### Instructions for the task
Reproduce the full listing below unchanged, apart from the pictures.

[Begin Records for processing]

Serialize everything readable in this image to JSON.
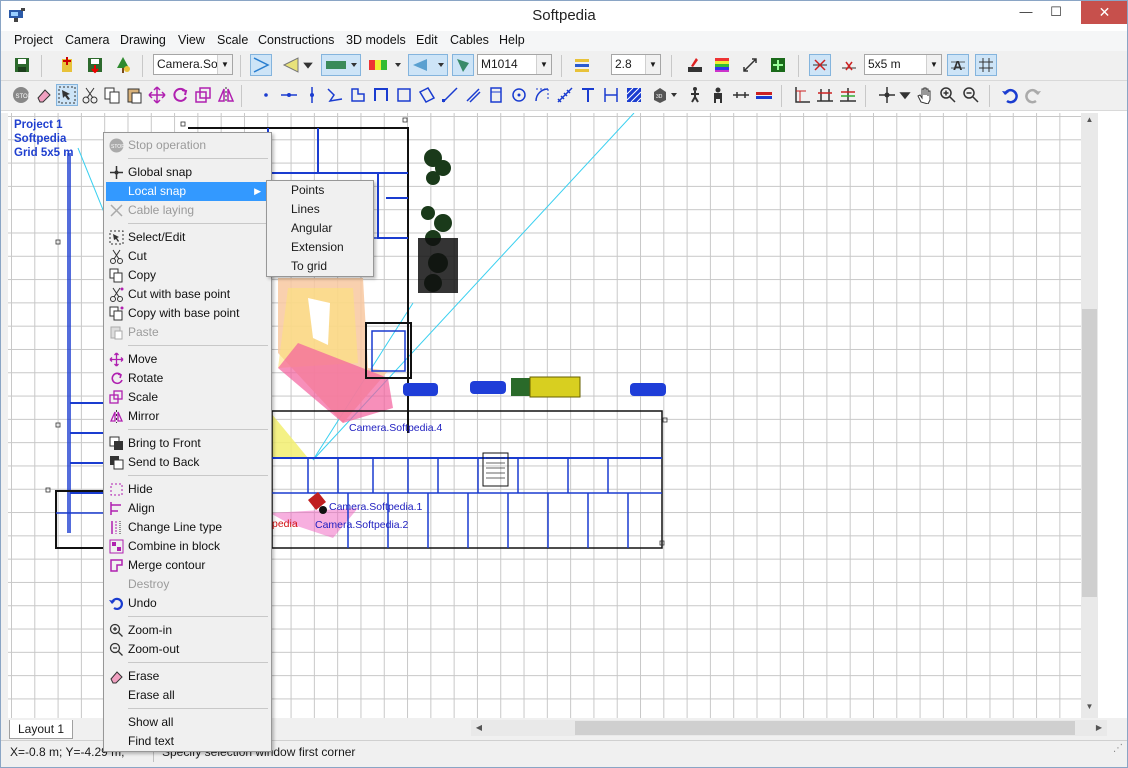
{
  "window": {
    "title": "Softpedia",
    "min": "—",
    "max": "☐",
    "close": "✕"
  },
  "menubar": [
    "Project",
    "Camera",
    "Drawing",
    "View",
    "Scale",
    "Constructions",
    "3D models",
    "Edit",
    "Cables",
    "Help"
  ],
  "toolbar": {
    "camera_select": "Camera.Softp",
    "lens_value": "2.8",
    "model_value": "M1014",
    "grid_value": "5x5 m"
  },
  "project_info": {
    "line1": "Project 1",
    "line2": "Softpedia",
    "line3": "Grid 5x5 m"
  },
  "canvas": {
    "camera_labels": [
      "Camera.Softpedia.4",
      "Camera.Softpedia.1",
      "Camera.Softpedia.2",
      "pedia"
    ]
  },
  "context_menu": {
    "items": [
      {
        "label": "Stop operation",
        "disabled": true
      },
      {
        "label": "Global snap"
      },
      {
        "label": "Local snap",
        "highlight": true
      },
      {
        "label": "Cable laying",
        "disabled": true
      },
      {
        "label": "Select/Edit"
      },
      {
        "label": "Cut"
      },
      {
        "label": "Copy"
      },
      {
        "label": "Cut with base point"
      },
      {
        "label": "Copy with base point"
      },
      {
        "label": "Paste",
        "disabled": true
      },
      {
        "label": "Move"
      },
      {
        "label": "Rotate"
      },
      {
        "label": "Scale"
      },
      {
        "label": "Mirror"
      },
      {
        "label": "Bring to Front"
      },
      {
        "label": "Send to Back"
      },
      {
        "label": "Hide"
      },
      {
        "label": "Align"
      },
      {
        "label": "Change Line type"
      },
      {
        "label": "Combine in block"
      },
      {
        "label": "Merge contour"
      },
      {
        "label": "Destroy",
        "disabled": true
      },
      {
        "label": "Undo"
      },
      {
        "label": "Zoom-in"
      },
      {
        "label": "Zoom-out"
      },
      {
        "label": "Erase"
      },
      {
        "label": "Erase all"
      },
      {
        "label": "Show all"
      },
      {
        "label": "Find text"
      }
    ]
  },
  "submenu": {
    "items": [
      "Points",
      "Lines",
      "Angular",
      "Extension",
      "To grid"
    ]
  },
  "layout_tab": "Layout 1",
  "status": {
    "coords": "X=-0.8 m; Y=-4.29 m;",
    "hint": "Specify selection window first corner"
  }
}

[End Records for processing]

### Exercise result
Serialize everything readable in this image to JSON.
{
  "window": {
    "title": "Softpedia",
    "min": "—",
    "max": "☐",
    "close": "✕"
  },
  "menubar": [
    "Project",
    "Camera",
    "Drawing",
    "View",
    "Scale",
    "Constructions",
    "3D models",
    "Edit",
    "Cables",
    "Help"
  ],
  "toolbar": {
    "camera_select": "Camera.Softp",
    "lens_value": "2.8",
    "model_value": "M1014",
    "grid_value": "5x5 m"
  },
  "project_info": {
    "line1": "Project 1",
    "line2": "Softpedia",
    "line3": "Grid 5x5 m"
  },
  "canvas": {
    "camera_labels": [
      "Camera.Softpedia.4",
      "Camera.Softpedia.1",
      "Camera.Softpedia.2",
      "pedia"
    ]
  },
  "context_menu": {
    "items": [
      {
        "label": "Stop operation",
        "disabled": true
      },
      {
        "label": "Global snap"
      },
      {
        "label": "Local snap",
        "highlight": true
      },
      {
        "label": "Cable laying",
        "disabled": true
      },
      {
        "label": "Select/Edit"
      },
      {
        "label": "Cut"
      },
      {
        "label": "Copy"
      },
      {
        "label": "Cut with base point"
      },
      {
        "label": "Copy with base point"
      },
      {
        "label": "Paste",
        "disabled": true
      },
      {
        "label": "Move"
      },
      {
        "label": "Rotate"
      },
      {
        "label": "Scale"
      },
      {
        "label": "Mirror"
      },
      {
        "label": "Bring to Front"
      },
      {
        "label": "Send to Back"
      },
      {
        "label": "Hide"
      },
      {
        "label": "Align"
      },
      {
        "label": "Change Line type"
      },
      {
        "label": "Combine in block"
      },
      {
        "label": "Merge contour"
      },
      {
        "label": "Destroy",
        "disabled": true
      },
      {
        "label": "Undo"
      },
      {
        "label": "Zoom-in"
      },
      {
        "label": "Zoom-out"
      },
      {
        "label": "Erase"
      },
      {
        "label": "Erase all"
      },
      {
        "label": "Show all"
      },
      {
        "label": "Find text"
      }
    ]
  },
  "submenu": {
    "items": [
      "Points",
      "Lines",
      "Angular",
      "Extension",
      "To grid"
    ]
  },
  "layout_tab": "Layout 1",
  "status": {
    "coords": "X=-0.8 m; Y=-4.29 m;",
    "hint": "Specify selection window first corner"
  }
}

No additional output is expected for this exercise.